> _WORK REQUIRED_: A verbatim copy of the records is required, with all pictures left out.

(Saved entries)
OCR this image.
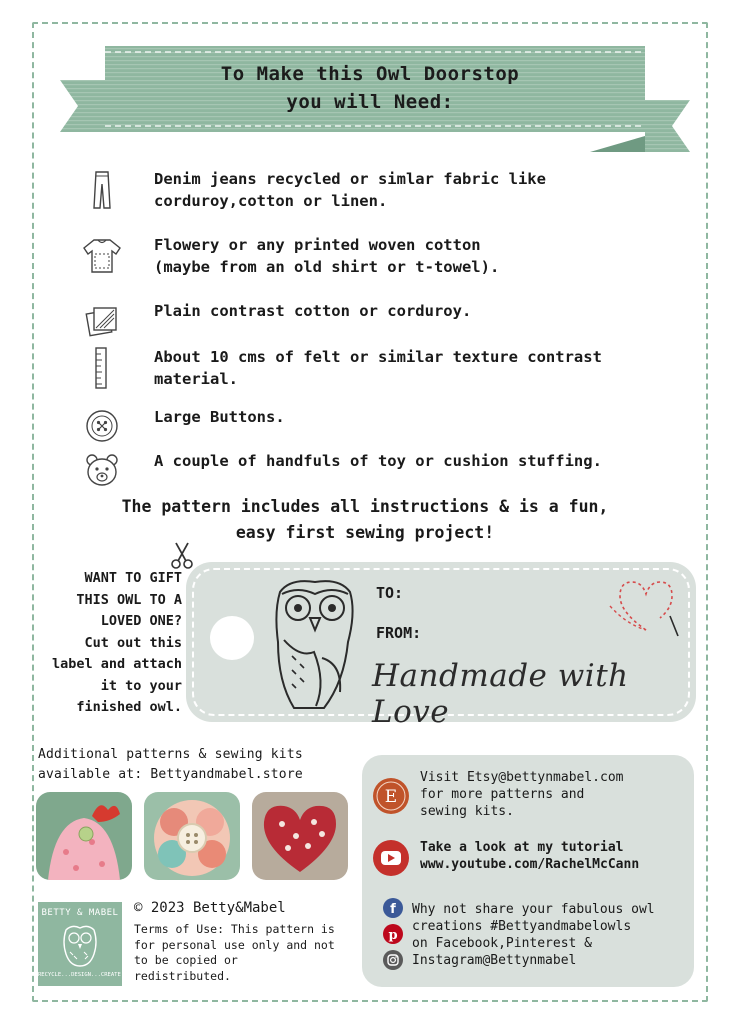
To Make this Owl Doorstop
you will Need:
Denim jeans recycled or simlar fabric like
corduroy,cotton or linen.
Flowery or any printed woven cotton
(maybe from an old shirt or t-towel).
Plain contrast cotton or corduroy.
About 10 cms of felt or similar texture contrast
material.
Large Buttons.
A couple of handfuls of toy or cushion stuffing.
The pattern includes all instructions & is a fun,
easy first sewing project!
WANT TO GIFT
THIS OWL TO A
LOVED ONE?
Cut out this
label and attach
it to your
finished owl.
TO:
FROM:
Handmade with Love
Additional patterns & sewing kits
available at: Bettyandmabel.store
BETTY & MABEL
RECYCLE...DESIGN...CREATE...
© 2023 Betty&Mabel
Terms of Use: This pattern is
for personal use only and not
to be copied or
redistributed.
E
Visit Etsy@bettynmabel.com
for more patterns and
sewing kits.
Take a look at my tutorial
www.youtube.com/RachelMcCann
f
p
Why not share your fabulous owl
creations #Bettyandmabelowls
on Facebook,Pinterest &
Instagram@Bettynmabel
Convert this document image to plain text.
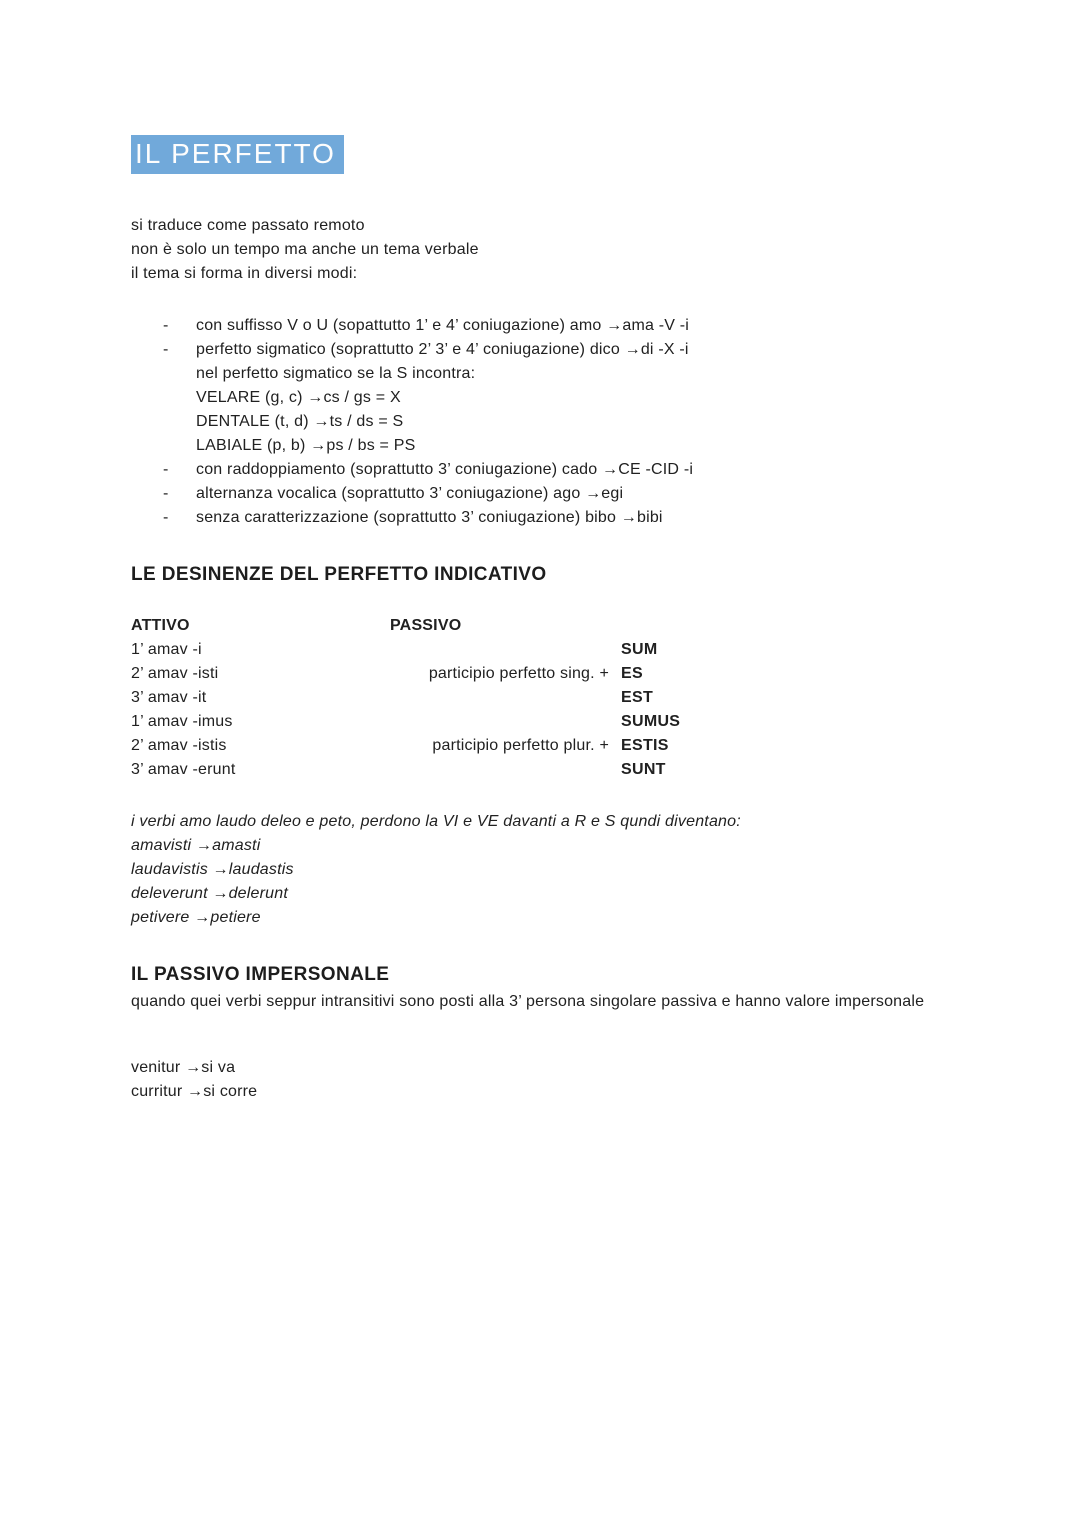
IL PERFETTO
si traduce come passato remoto
non è solo un tempo ma anche un tema verbale
il tema si forma in diversi modi:
-	con suffisso V o U (sopattutto 1’ e 4’ coniugazione) amo →ama -V -i
-	perfetto sigmatico (soprattutto 2’ 3’ e 4’ coniugazione) dico →di -X -i
nel perfetto sigmatico se la S incontra:
VELARE (g, c) →cs / gs = X
DENTALE (t, d) →ts / ds = S
LABIALE (p, b) →ps / bs = PS
-	con raddoppiamento (soprattutto 3’ coniugazione) cado →CE -CID -i
-	alternanza vocalica (soprattutto 3’ coniugazione) ago →egi
-	senza caratterizzazione (soprattutto 3’ coniugazione) bibo →bibi
LE DESINENZE DEL PERFETTO INDICATIVO
ATTIVO	PASSIVO
1’ amav -i	SUM
2’ amav -isti	participio perfetto sing. + ES
3’ amav -it	EST
1’ amav -imus	SUMUS
2’ amav -istis	participio perfetto plur. + ESTIS
3’ amav -erunt	SUNT
i verbi amo laudo deleo e peto, perdono la VI e VE davanti a R e S qundi diventano:
amavisti →amasti
laudavistis →laudastis
deleverunt →delerunt
petivere →petiere
IL PASSIVO IMPERSONALE
quando quei verbi seppur intransitivi sono posti alla 3’ persona singolare passiva e hanno valore impersonale
venitur →si va
curritur →si corre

> _PROBLEM SOLUTION_:
OCR this image.
To Make this Owl Doorstop
you will Need:
Denim jeans recycled or simlar fabric like
corduroy,cotton or linen.
Flowery or any printed woven cotton
(maybe from an old shirt or t-towel).
Plain contrast cotton or corduroy.
About 10 cms of felt or similar texture contrast
material.
Large Buttons.
A couple of handfuls of toy or cushion stuffing.
The pattern includes all instructions & is a fun,
easy first sewing project!
WANT TO GIFT
THIS OWL TO A
LOVED ONE?
Cut out this
label and attach
it to your
finished owl.
TO:
FROM:
Handmade with Love
Additional patterns & sewing kits
available at: Bettyandmabel.store
BETTY & MABEL
RECYCLE...DESIGN...CREATE...
© 2023 Betty&Mabel
Terms of Use: This pattern is
for personal use only and not
to be copied or
redistributed.
E
Visit Etsy@bettynmabel.com
for more patterns and
sewing kits.
Take a look at my tutorial
www.youtube.com/RachelMcCann
f
p
Why not share your fabulous owl
creations #Bettyandmabelowls
on Facebook,Pinterest &
Instagram@Bettynmabel
Convert this document image to plain text.
IL PERFETTO
si traduce come passato remoto
non è solo un tempo ma anche un tema verbale
il tema si forma in diversi modi:
-	con suffisso V o U (sopattutto 1’ e 4’ coniugazione) amo →ama -V -i
-	perfetto sigmatico (soprattutto 2’ 3’ e 4’ coniugazione) dico →di -X -i
nel perfetto sigmatico se la S incontra:
VELARE (g, c) →cs / gs = X
DENTALE (t, d) →ts / ds = S
LABIALE (p, b) →ps / bs = PS
-	con raddoppiamento (soprattutto 3’ coniugazione) cado →CE -CID -i
-	alternanza vocalica (soprattutto 3’ coniugazione) ago →egi
-	senza caratterizzazione (soprattutto 3’ coniugazione) bibo →bibi
LE DESINENZE DEL PERFETTO INDICATIVO
ATTIVO	PASSIVO
1’ amav -i	SUM
2’ amav -isti	participio perfetto sing. + ES
3’ amav -it	EST
1’ amav -imus	SUMUS
2’ amav -istis	participio perfetto plur. + ESTIS
3’ amav -erunt	SUNT
i verbi amo laudo deleo e peto, perdono la VI e VE davanti a R e S qundi diventano:
amavisti →amasti
laudavistis →laudastis
deleverunt →delerunt
petivere →petiere
IL PASSIVO IMPERSONALE
quando quei verbi seppur intransitivi sono posti alla 3’ persona singolare passiva e hanno valore impersonale
venitur →si va
curritur →si corre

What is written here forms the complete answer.